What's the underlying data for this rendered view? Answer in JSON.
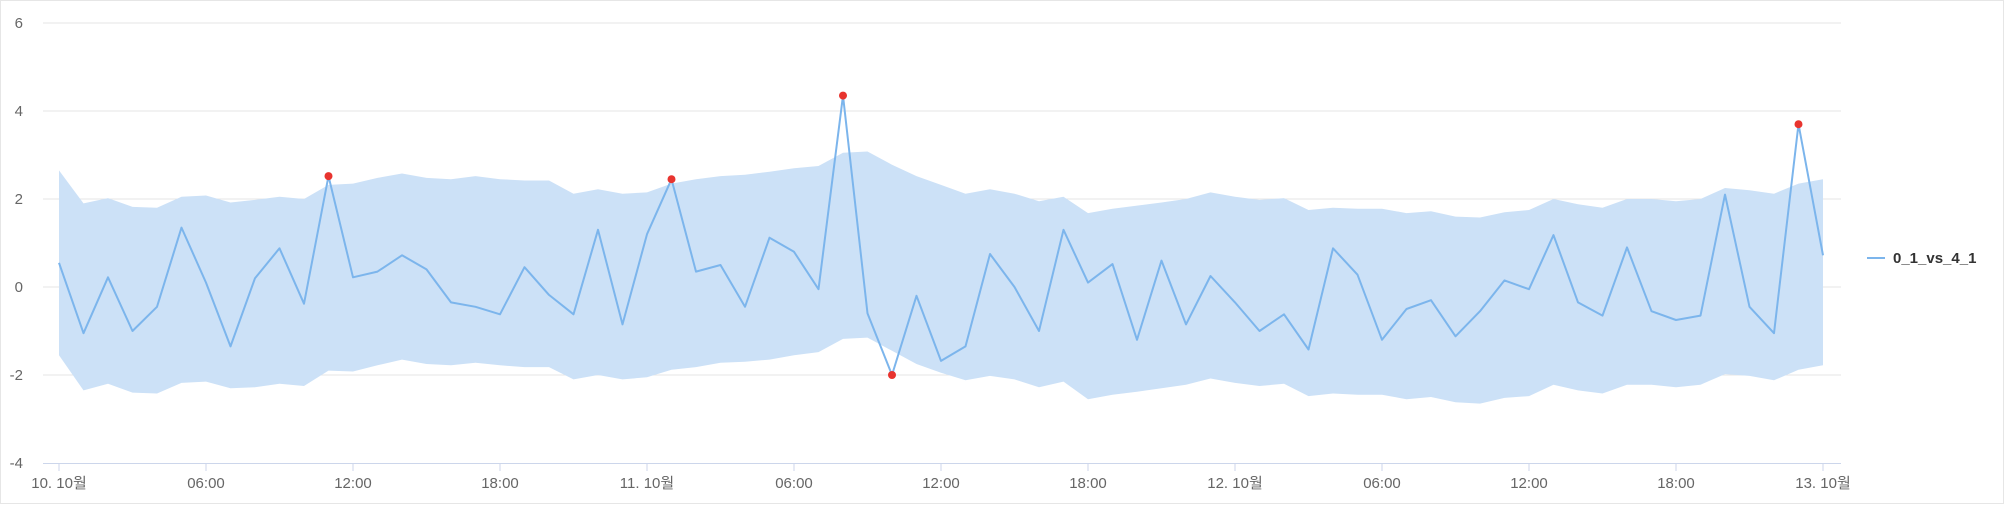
{
  "chart_data": {
    "type": "line",
    "title": "",
    "xlabel": "",
    "ylabel": "",
    "ylim": [
      -4,
      6
    ],
    "y_ticks": [
      "6",
      "4",
      "2",
      "0",
      "-2",
      "-4"
    ],
    "x_ticks": [
      "10. 10월",
      "06:00",
      "12:00",
      "18:00",
      "11. 10월",
      "06:00",
      "12:00",
      "18:00",
      "12. 10월",
      "06:00",
      "12:00",
      "18:00",
      "13. 10월"
    ],
    "x_unit": "hours since 10. 10월 00:00",
    "grid": true,
    "legend_position": "right",
    "colors": {
      "line": "#7cb5ec",
      "band": "#cce1f7",
      "anomaly": "#e8342f",
      "grid": "#e6e6e6",
      "axis": "#ccd6eb"
    },
    "series": [
      {
        "name": "0_1_vs_4_1",
        "x": [
          0,
          1,
          2,
          3,
          4,
          5,
          6,
          7,
          8,
          9,
          10,
          11,
          12,
          13,
          14,
          15,
          16,
          17,
          18,
          19,
          20,
          21,
          22,
          23,
          24,
          25,
          26,
          27,
          28,
          29,
          30,
          31,
          32,
          33,
          34,
          35,
          36,
          37,
          38,
          39,
          40,
          41,
          42,
          43,
          44,
          45,
          46,
          47,
          48,
          49,
          50,
          51,
          52,
          53,
          54,
          55,
          56,
          57,
          58,
          59,
          60,
          61,
          62,
          63,
          64,
          65,
          66,
          67,
          68,
          69,
          70,
          71,
          72
        ],
        "values": [
          0.55,
          -1.05,
          0.22,
          -1.0,
          -0.45,
          1.35,
          0.1,
          -1.35,
          0.2,
          0.88,
          -0.38,
          2.52,
          0.22,
          0.35,
          0.72,
          0.4,
          -0.35,
          -0.45,
          -0.62,
          0.45,
          -0.18,
          -0.62,
          1.3,
          -0.85,
          1.2,
          2.45,
          0.35,
          0.5,
          -0.45,
          1.12,
          0.8,
          -0.05,
          4.35,
          -0.6,
          -2.0,
          -0.2,
          -1.68,
          -1.35,
          0.75,
          0.0,
          -1.0,
          1.3,
          0.1,
          0.52,
          -1.2,
          0.6,
          -0.85,
          0.25,
          -0.35,
          -1.0,
          -0.62,
          -1.42,
          0.88,
          0.28,
          -1.2,
          -0.5,
          -0.3,
          -1.12,
          -0.55,
          0.15,
          -0.05,
          1.18,
          -0.35,
          -0.65,
          0.9,
          -0.55,
          -0.75,
          -0.65,
          2.1,
          -0.45,
          -1.05,
          3.7,
          0.72
        ],
        "band_upper": [
          2.65,
          1.9,
          2.02,
          1.82,
          1.8,
          2.05,
          2.08,
          1.92,
          1.98,
          2.05,
          2.0,
          2.32,
          2.35,
          2.48,
          2.58,
          2.48,
          2.45,
          2.52,
          2.45,
          2.42,
          2.42,
          2.12,
          2.22,
          2.12,
          2.15,
          2.35,
          2.45,
          2.52,
          2.55,
          2.62,
          2.7,
          2.75,
          3.05,
          3.08,
          2.78,
          2.52,
          2.32,
          2.12,
          2.22,
          2.12,
          1.95,
          2.05,
          1.68,
          1.78,
          1.85,
          1.92,
          2.0,
          2.15,
          2.05,
          1.98,
          2.02,
          1.75,
          1.8,
          1.78,
          1.78,
          1.68,
          1.72,
          1.6,
          1.58,
          1.7,
          1.75,
          2.0,
          1.88,
          1.8,
          2.0,
          2.0,
          1.95,
          2.0,
          2.25,
          2.2,
          2.12,
          2.35,
          2.45
        ],
        "band_lower": [
          -1.55,
          -2.35,
          -2.2,
          -2.4,
          -2.42,
          -2.18,
          -2.15,
          -2.3,
          -2.28,
          -2.2,
          -2.25,
          -1.9,
          -1.92,
          -1.78,
          -1.65,
          -1.75,
          -1.78,
          -1.72,
          -1.78,
          -1.82,
          -1.82,
          -2.1,
          -2.0,
          -2.1,
          -2.05,
          -1.88,
          -1.82,
          -1.72,
          -1.7,
          -1.65,
          -1.55,
          -1.48,
          -1.18,
          -1.15,
          -1.45,
          -1.75,
          -1.95,
          -2.12,
          -2.02,
          -2.1,
          -2.28,
          -2.15,
          -2.55,
          -2.45,
          -2.38,
          -2.3,
          -2.22,
          -2.08,
          -2.18,
          -2.25,
          -2.2,
          -2.48,
          -2.42,
          -2.45,
          -2.45,
          -2.55,
          -2.5,
          -2.62,
          -2.65,
          -2.52,
          -2.48,
          -2.22,
          -2.35,
          -2.42,
          -2.22,
          -2.22,
          -2.28,
          -2.22,
          -1.98,
          -2.02,
          -2.12,
          -1.88,
          -1.78
        ],
        "anomalies": [
          {
            "x": 11,
            "y": 2.52
          },
          {
            "x": 25,
            "y": 2.45
          },
          {
            "x": 32,
            "y": 4.35
          },
          {
            "x": 34,
            "y": -2.0
          },
          {
            "x": 71,
            "y": 3.7
          }
        ]
      }
    ]
  }
}
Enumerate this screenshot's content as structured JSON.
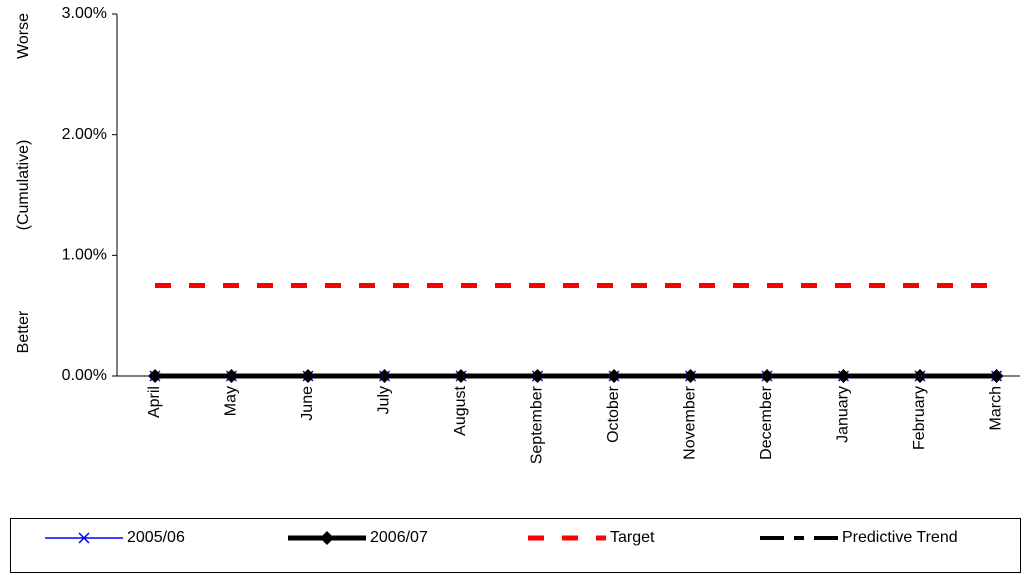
{
  "chart_data": {
    "type": "line",
    "ylabel_top": "Worse",
    "ylabel": "(Cumulative)",
    "ylabel_bottom": "Better",
    "categories": [
      "April",
      "May",
      "June",
      "July",
      "August",
      "September",
      "October",
      "November",
      "December",
      "January",
      "February",
      "March"
    ],
    "series": [
      {
        "name": "2005/06",
        "color": "#0000ff",
        "marker": "x",
        "values": [
          0,
          0,
          0,
          0,
          0,
          0,
          0,
          0,
          0,
          0,
          0,
          0
        ]
      },
      {
        "name": "2006/07",
        "color": "#000000",
        "marker": "diamond",
        "values": [
          0,
          0,
          0,
          0,
          0,
          0,
          0,
          0,
          0,
          0,
          0,
          0
        ]
      },
      {
        "name": "Target",
        "color": "#ff0000",
        "dash": "red",
        "values": [
          0.75,
          0.75,
          0.75,
          0.75,
          0.75,
          0.75,
          0.75,
          0.75,
          0.75,
          0.75,
          0.75,
          0.75
        ]
      },
      {
        "name": "Predictive Trend",
        "color": "#000000",
        "dash": "long",
        "values": [
          null,
          null,
          null,
          null,
          null,
          null,
          null,
          null,
          null,
          null,
          null,
          null
        ]
      }
    ],
    "ylim": [
      0,
      3
    ],
    "yticks": [
      {
        "value": 0,
        "label": "0.00%"
      },
      {
        "value": 1,
        "label": "1.00%"
      },
      {
        "value": 2,
        "label": "2.00%"
      },
      {
        "value": 3,
        "label": "3.00%"
      }
    ]
  }
}
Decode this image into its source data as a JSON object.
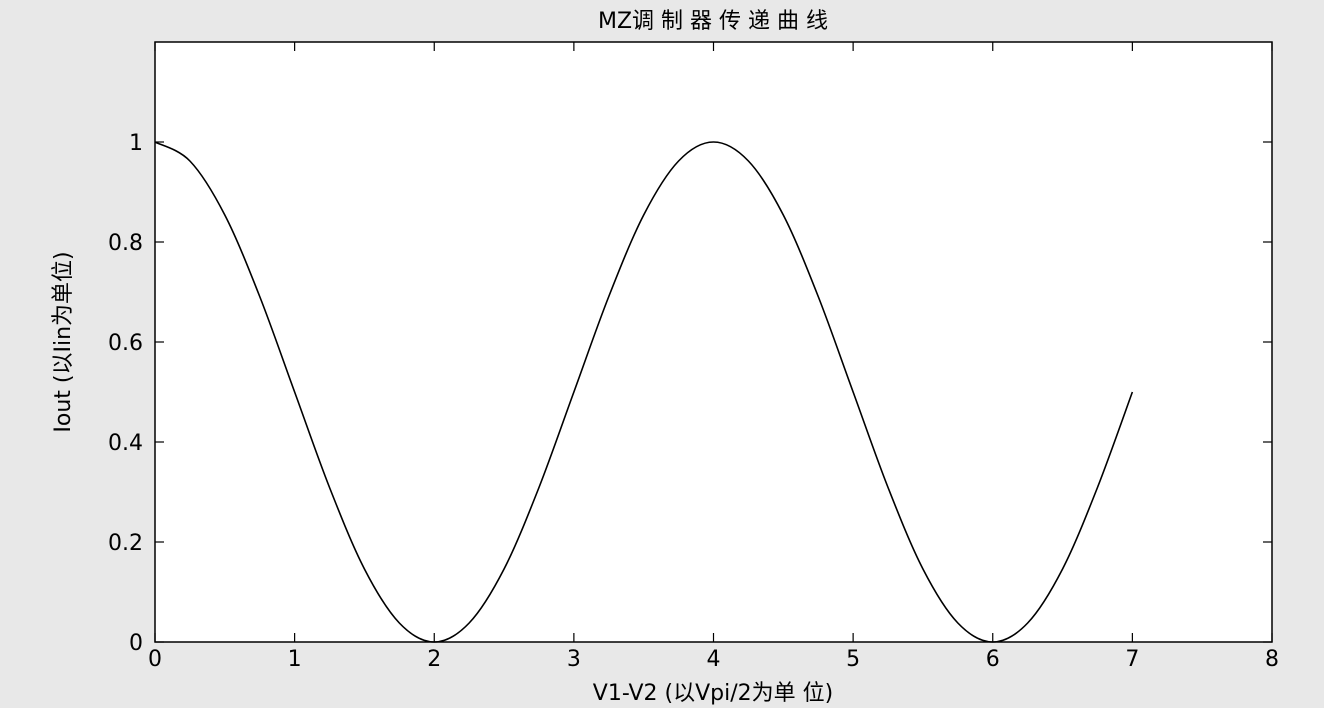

WHAT THE TASK REQUIRES – Omit the pictures and reproduce the listing exactly.

THE OUTPUT –
What's the underlying data for this rendered view? Answer in JSON.
{
  "chart_data": {
    "type": "line",
    "title": "",
    "xlabel": "",
    "ylabel": "",
    "ylim": [
      -4,
      6
    ],
    "y_ticks": [
      "6",
      "4",
      "2",
      "0",
      "-2",
      "-4"
    ],
    "x_ticks": [
      "10. 10월",
      "06:00",
      "12:00",
      "18:00",
      "11. 10월",
      "06:00",
      "12:00",
      "18:00",
      "12. 10월",
      "06:00",
      "12:00",
      "18:00",
      "13. 10월"
    ],
    "x_unit": "hours since 10. 10월 00:00",
    "grid": true,
    "legend_position": "right",
    "colors": {
      "line": "#7cb5ec",
      "band": "#cce1f7",
      "anomaly": "#e8342f",
      "grid": "#e6e6e6",
      "axis": "#ccd6eb"
    },
    "series": [
      {
        "name": "0_1_vs_4_1",
        "x": [
          0,
          1,
          2,
          3,
          4,
          5,
          6,
          7,
          8,
          9,
          10,
          11,
          12,
          13,
          14,
          15,
          16,
          17,
          18,
          19,
          20,
          21,
          22,
          23,
          24,
          25,
          26,
          27,
          28,
          29,
          30,
          31,
          32,
          33,
          34,
          35,
          36,
          37,
          38,
          39,
          40,
          41,
          42,
          43,
          44,
          45,
          46,
          47,
          48,
          49,
          50,
          51,
          52,
          53,
          54,
          55,
          56,
          57,
          58,
          59,
          60,
          61,
          62,
          63,
          64,
          65,
          66,
          67,
          68,
          69,
          70,
          71,
          72
        ],
        "values": [
          0.55,
          -1.05,
          0.22,
          -1.0,
          -0.45,
          1.35,
          0.1,
          -1.35,
          0.2,
          0.88,
          -0.38,
          2.52,
          0.22,
          0.35,
          0.72,
          0.4,
          -0.35,
          -0.45,
          -0.62,
          0.45,
          -0.18,
          -0.62,
          1.3,
          -0.85,
          1.2,
          2.45,
          0.35,
          0.5,
          -0.45,
          1.12,
          0.8,
          -0.05,
          4.35,
          -0.6,
          -2.0,
          -0.2,
          -1.68,
          -1.35,
          0.75,
          0.0,
          -1.0,
          1.3,
          0.1,
          0.52,
          -1.2,
          0.6,
          -0.85,
          0.25,
          -0.35,
          -1.0,
          -0.62,
          -1.42,
          0.88,
          0.28,
          -1.2,
          -0.5,
          -0.3,
          -1.12,
          -0.55,
          0.15,
          -0.05,
          1.18,
          -0.35,
          -0.65,
          0.9,
          -0.55,
          -0.75,
          -0.65,
          2.1,
          -0.45,
          -1.05,
          3.7,
          0.72
        ],
        "band_upper": [
          2.65,
          1.9,
          2.02,
          1.82,
          1.8,
          2.05,
          2.08,
          1.92,
          1.98,
          2.05,
          2.0,
          2.32,
          2.35,
          2.48,
          2.58,
          2.48,
          2.45,
          2.52,
          2.45,
          2.42,
          2.42,
          2.12,
          2.22,
          2.12,
          2.15,
          2.35,
          2.45,
          2.52,
          2.55,
          2.62,
          2.7,
          2.75,
          3.05,
          3.08,
          2.78,
          2.52,
          2.32,
          2.12,
          2.22,
          2.12,
          1.95,
          2.05,
          1.68,
          1.78,
          1.85,
          1.92,
          2.0,
          2.15,
          2.05,
          1.98,
          2.02,
          1.75,
          1.8,
          1.78,
          1.78,
          1.68,
          1.72,
          1.6,
          1.58,
          1.7,
          1.75,
          2.0,
          1.88,
          1.8,
          2.0,
          2.0,
          1.95,
          2.0,
          2.25,
          2.2,
          2.12,
          2.35,
          2.45
        ],
        "band_lower": [
          -1.55,
          -2.35,
          -2.2,
          -2.4,
          -2.42,
          -2.18,
          -2.15,
          -2.3,
          -2.28,
          -2.2,
          -2.25,
          -1.9,
          -1.92,
          -1.78,
          -1.65,
          -1.75,
          -1.78,
          -1.72,
          -1.78,
          -1.82,
          -1.82,
          -2.1,
          -2.0,
          -2.1,
          -2.05,
          -1.88,
          -1.82,
          -1.72,
          -1.7,
          -1.65,
          -1.55,
          -1.48,
          -1.18,
          -1.15,
          -1.45,
          -1.75,
          -1.95,
          -2.12,
          -2.02,
          -2.1,
          -2.28,
          -2.15,
          -2.55,
          -2.45,
          -2.38,
          -2.3,
          -2.22,
          -2.08,
          -2.18,
          -2.25,
          -2.2,
          -2.48,
          -2.42,
          -2.45,
          -2.45,
          -2.55,
          -2.5,
          -2.62,
          -2.65,
          -2.52,
          -2.48,
          -2.22,
          -2.35,
          -2.42,
          -2.22,
          -2.22,
          -2.28,
          -2.22,
          -1.98,
          -2.02,
          -2.12,
          -1.88,
          -1.78
        ],
        "anomalies": [
          {
            "x": 11,
            "y": 2.52
          },
          {
            "x": 25,
            "y": 2.45
          },
          {
            "x": 32,
            "y": 4.35
          },
          {
            "x": 34,
            "y": -2.0
          },
          {
            "x": 71,
            "y": 3.7
          }
        ]
      }
    ]
  }
}
Enumerate this screenshot's content as structured JSON.
{
  "chart_data": {
    "type": "line",
    "ylabel_top": "Worse",
    "ylabel": "(Cumulative)",
    "ylabel_bottom": "Better",
    "categories": [
      "April",
      "May",
      "June",
      "July",
      "August",
      "September",
      "October",
      "November",
      "December",
      "January",
      "February",
      "March"
    ],
    "series": [
      {
        "name": "2005/06",
        "color": "#0000ff",
        "marker": "x",
        "values": [
          0,
          0,
          0,
          0,
          0,
          0,
          0,
          0,
          0,
          0,
          0,
          0
        ]
      },
      {
        "name": "2006/07",
        "color": "#000000",
        "marker": "diamond",
        "values": [
          0,
          0,
          0,
          0,
          0,
          0,
          0,
          0,
          0,
          0,
          0,
          0
        ]
      },
      {
        "name": "Target",
        "color": "#ff0000",
        "dash": "red",
        "values": [
          0.75,
          0.75,
          0.75,
          0.75,
          0.75,
          0.75,
          0.75,
          0.75,
          0.75,
          0.75,
          0.75,
          0.75
        ]
      },
      {
        "name": "Predictive Trend",
        "color": "#000000",
        "dash": "long",
        "values": [
          null,
          null,
          null,
          null,
          null,
          null,
          null,
          null,
          null,
          null,
          null,
          null
        ]
      }
    ],
    "ylim": [
      0,
      3
    ],
    "yticks": [
      {
        "value": 0,
        "label": "0.00%"
      },
      {
        "value": 1,
        "label": "1.00%"
      },
      {
        "value": 2,
        "label": "2.00%"
      },
      {
        "value": 3,
        "label": "3.00%"
      }
    ]
  }
}
Decode this image into its source data as a JSON object.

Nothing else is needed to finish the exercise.